* **Problem to work on**
Please copy every one of the items below word for word, keeping each on its own line.

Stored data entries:
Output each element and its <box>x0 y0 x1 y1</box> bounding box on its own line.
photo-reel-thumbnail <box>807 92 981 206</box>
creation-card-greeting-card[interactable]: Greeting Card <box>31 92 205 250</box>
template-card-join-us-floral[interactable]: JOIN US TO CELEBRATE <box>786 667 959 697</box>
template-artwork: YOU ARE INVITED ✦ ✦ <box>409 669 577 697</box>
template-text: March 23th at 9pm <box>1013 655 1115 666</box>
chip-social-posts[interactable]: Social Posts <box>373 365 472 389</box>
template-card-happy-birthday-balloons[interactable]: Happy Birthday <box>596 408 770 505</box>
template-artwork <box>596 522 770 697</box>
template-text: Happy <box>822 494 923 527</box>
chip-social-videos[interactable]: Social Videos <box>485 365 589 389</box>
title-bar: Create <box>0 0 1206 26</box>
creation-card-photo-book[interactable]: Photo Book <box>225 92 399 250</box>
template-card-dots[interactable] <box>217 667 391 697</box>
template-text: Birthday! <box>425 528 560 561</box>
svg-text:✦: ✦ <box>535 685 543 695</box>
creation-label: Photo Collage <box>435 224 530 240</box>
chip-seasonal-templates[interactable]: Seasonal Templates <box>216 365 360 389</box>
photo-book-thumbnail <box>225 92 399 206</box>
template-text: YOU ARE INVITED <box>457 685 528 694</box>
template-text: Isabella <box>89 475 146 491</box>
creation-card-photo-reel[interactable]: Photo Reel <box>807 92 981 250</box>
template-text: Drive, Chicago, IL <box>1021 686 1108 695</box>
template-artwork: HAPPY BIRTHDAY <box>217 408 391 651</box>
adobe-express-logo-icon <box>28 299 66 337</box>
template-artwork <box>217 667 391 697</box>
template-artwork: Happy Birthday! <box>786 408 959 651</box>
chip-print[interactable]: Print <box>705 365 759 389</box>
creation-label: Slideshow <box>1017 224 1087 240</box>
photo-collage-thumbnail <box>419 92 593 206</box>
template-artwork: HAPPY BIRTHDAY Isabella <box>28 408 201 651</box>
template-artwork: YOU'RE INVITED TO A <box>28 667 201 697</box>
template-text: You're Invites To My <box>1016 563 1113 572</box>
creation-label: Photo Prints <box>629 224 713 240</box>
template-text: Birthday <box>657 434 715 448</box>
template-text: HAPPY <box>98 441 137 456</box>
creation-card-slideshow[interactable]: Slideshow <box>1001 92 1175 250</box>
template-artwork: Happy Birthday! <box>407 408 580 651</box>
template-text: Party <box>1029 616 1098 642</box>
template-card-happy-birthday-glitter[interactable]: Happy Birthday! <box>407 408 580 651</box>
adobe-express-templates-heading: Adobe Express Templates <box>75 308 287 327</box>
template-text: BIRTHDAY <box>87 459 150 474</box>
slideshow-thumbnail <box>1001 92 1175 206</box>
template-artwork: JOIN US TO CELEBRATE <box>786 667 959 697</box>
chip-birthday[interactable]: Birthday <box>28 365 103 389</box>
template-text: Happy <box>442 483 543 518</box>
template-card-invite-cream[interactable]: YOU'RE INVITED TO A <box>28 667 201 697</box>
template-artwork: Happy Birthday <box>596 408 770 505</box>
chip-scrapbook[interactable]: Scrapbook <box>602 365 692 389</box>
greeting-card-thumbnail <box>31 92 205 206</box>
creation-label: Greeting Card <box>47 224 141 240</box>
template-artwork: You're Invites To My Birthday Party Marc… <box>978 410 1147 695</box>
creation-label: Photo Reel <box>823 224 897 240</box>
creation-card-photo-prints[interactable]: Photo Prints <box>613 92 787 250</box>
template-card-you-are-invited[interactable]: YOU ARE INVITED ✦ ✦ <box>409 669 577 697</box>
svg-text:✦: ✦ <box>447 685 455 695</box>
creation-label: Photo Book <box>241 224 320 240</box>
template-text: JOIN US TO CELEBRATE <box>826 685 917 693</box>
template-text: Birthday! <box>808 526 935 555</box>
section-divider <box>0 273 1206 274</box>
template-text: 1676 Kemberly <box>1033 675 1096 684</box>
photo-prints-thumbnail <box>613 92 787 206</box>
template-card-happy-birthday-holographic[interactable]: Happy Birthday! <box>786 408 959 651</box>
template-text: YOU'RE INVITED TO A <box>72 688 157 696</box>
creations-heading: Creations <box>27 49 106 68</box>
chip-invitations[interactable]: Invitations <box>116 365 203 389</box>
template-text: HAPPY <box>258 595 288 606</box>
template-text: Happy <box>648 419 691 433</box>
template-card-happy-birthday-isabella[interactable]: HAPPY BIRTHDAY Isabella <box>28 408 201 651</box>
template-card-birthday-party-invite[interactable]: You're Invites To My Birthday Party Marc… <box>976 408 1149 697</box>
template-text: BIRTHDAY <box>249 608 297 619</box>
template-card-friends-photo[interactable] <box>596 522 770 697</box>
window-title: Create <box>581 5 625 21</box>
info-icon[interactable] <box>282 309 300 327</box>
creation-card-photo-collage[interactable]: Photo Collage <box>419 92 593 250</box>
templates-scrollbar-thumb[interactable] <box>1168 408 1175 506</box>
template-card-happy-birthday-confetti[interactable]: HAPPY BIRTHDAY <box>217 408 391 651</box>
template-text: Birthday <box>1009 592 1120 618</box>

* **Solution to this problem**
Output each element and its <box>x0 y0 x1 y1</box> bounding box on its own line.
photo-reel-thumbnail <box>807 92 981 206</box>
creation-card-greeting-card[interactable]: Greeting Card <box>31 92 205 250</box>
template-card-join-us-floral[interactable]: JOIN US TO CELEBRATE <box>786 667 959 697</box>
template-artwork: YOU ARE INVITED ✦ ✦ <box>409 669 577 697</box>
template-text: March 23th at 9pm <box>1013 655 1115 666</box>
chip-social-posts[interactable]: Social Posts <box>373 365 472 389</box>
template-card-happy-birthday-balloons[interactable]: Happy Birthday <box>596 408 770 505</box>
template-artwork <box>596 522 770 697</box>
template-text: Happy <box>822 494 923 527</box>
chip-social-videos[interactable]: Social Videos <box>485 365 589 389</box>
title-bar: Create <box>0 0 1206 26</box>
creation-card-photo-book[interactable]: Photo Book <box>225 92 399 250</box>
template-card-dots[interactable] <box>217 667 391 697</box>
template-text: Birthday! <box>425 528 560 561</box>
svg-text:✦: ✦ <box>535 685 543 695</box>
creation-label: Photo Collage <box>435 224 530 240</box>
chip-seasonal-templates[interactable]: Seasonal Templates <box>216 365 360 389</box>
photo-book-thumbnail <box>225 92 399 206</box>
template-text: YOU ARE INVITED <box>457 685 528 694</box>
template-text: Isabella <box>89 475 146 491</box>
creation-card-photo-reel[interactable]: Photo Reel <box>807 92 981 250</box>
template-text: Drive, Chicago, IL <box>1021 686 1108 695</box>
template-artwork: HAPPY BIRTHDAY <box>217 408 391 651</box>
adobe-express-logo-icon <box>28 299 66 337</box>
template-artwork <box>217 667 391 697</box>
template-artwork: Happy Birthday! <box>786 408 959 651</box>
chip-print[interactable]: Print <box>705 365 759 389</box>
creation-label: Slideshow <box>1017 224 1087 240</box>
photo-collage-thumbnail <box>419 92 593 206</box>
template-artwork: HAPPY BIRTHDAY Isabella <box>28 408 201 651</box>
template-artwork: YOU'RE INVITED TO A <box>28 667 201 697</box>
template-text: You're Invites To My <box>1016 563 1113 572</box>
creation-label: Photo Prints <box>629 224 713 240</box>
template-text: Birthday <box>657 434 715 448</box>
template-text: HAPPY <box>98 441 137 456</box>
creation-card-slideshow[interactable]: Slideshow <box>1001 92 1175 250</box>
template-artwork: Happy Birthday! <box>407 408 580 651</box>
template-text: Party <box>1029 616 1098 642</box>
template-card-happy-birthday-glitter[interactable]: Happy Birthday! <box>407 408 580 651</box>
adobe-express-templates-heading: Adobe Express Templates <box>75 308 287 327</box>
template-text: BIRTHDAY <box>87 459 150 474</box>
slideshow-thumbnail <box>1001 92 1175 206</box>
template-artwork: JOIN US TO CELEBRATE <box>786 667 959 697</box>
chip-birthday[interactable]: Birthday <box>28 365 103 389</box>
template-text: Happy <box>442 483 543 518</box>
template-card-invite-cream[interactable]: YOU'RE INVITED TO A <box>28 667 201 697</box>
template-artwork: Happy Birthday <box>596 408 770 505</box>
chip-scrapbook[interactable]: Scrapbook <box>602 365 692 389</box>
greeting-card-thumbnail <box>31 92 205 206</box>
creation-label: Greeting Card <box>47 224 141 240</box>
template-artwork: You're Invites To My Birthday Party Marc… <box>978 410 1147 695</box>
creation-label: Photo Reel <box>823 224 897 240</box>
creation-card-photo-prints[interactable]: Photo Prints <box>613 92 787 250</box>
template-card-you-are-invited[interactable]: YOU ARE INVITED ✦ ✦ <box>409 669 577 697</box>
svg-text:✦: ✦ <box>447 685 455 695</box>
creation-label: Photo Book <box>241 224 320 240</box>
template-text: JOIN US TO CELEBRATE <box>826 685 917 693</box>
template-text: Birthday! <box>808 526 935 555</box>
section-divider <box>0 273 1206 274</box>
template-text: 1676 Kemberly <box>1033 675 1096 684</box>
photo-prints-thumbnail <box>613 92 787 206</box>
template-card-happy-birthday-holographic[interactable]: Happy Birthday! <box>786 408 959 651</box>
template-text: YOU'RE INVITED TO A <box>72 688 157 696</box>
creations-heading: Creations <box>27 49 106 68</box>
chip-invitations[interactable]: Invitations <box>116 365 203 389</box>
template-text: HAPPY <box>258 595 288 606</box>
template-text: Happy <box>648 419 691 433</box>
template-card-happy-birthday-isabella[interactable]: HAPPY BIRTHDAY Isabella <box>28 408 201 651</box>
template-card-birthday-party-invite[interactable]: You're Invites To My Birthday Party Marc… <box>976 408 1149 697</box>
template-text: BIRTHDAY <box>249 608 297 619</box>
template-card-friends-photo[interactable] <box>596 522 770 697</box>
window-title: Create <box>581 5 625 21</box>
info-icon[interactable] <box>282 309 300 327</box>
creation-card-photo-collage[interactable]: Photo Collage <box>419 92 593 250</box>
templates-scrollbar-thumb[interactable] <box>1168 408 1175 506</box>
template-card-happy-birthday-confetti[interactable]: HAPPY BIRTHDAY <box>217 408 391 651</box>
template-text: Birthday <box>1009 592 1120 618</box>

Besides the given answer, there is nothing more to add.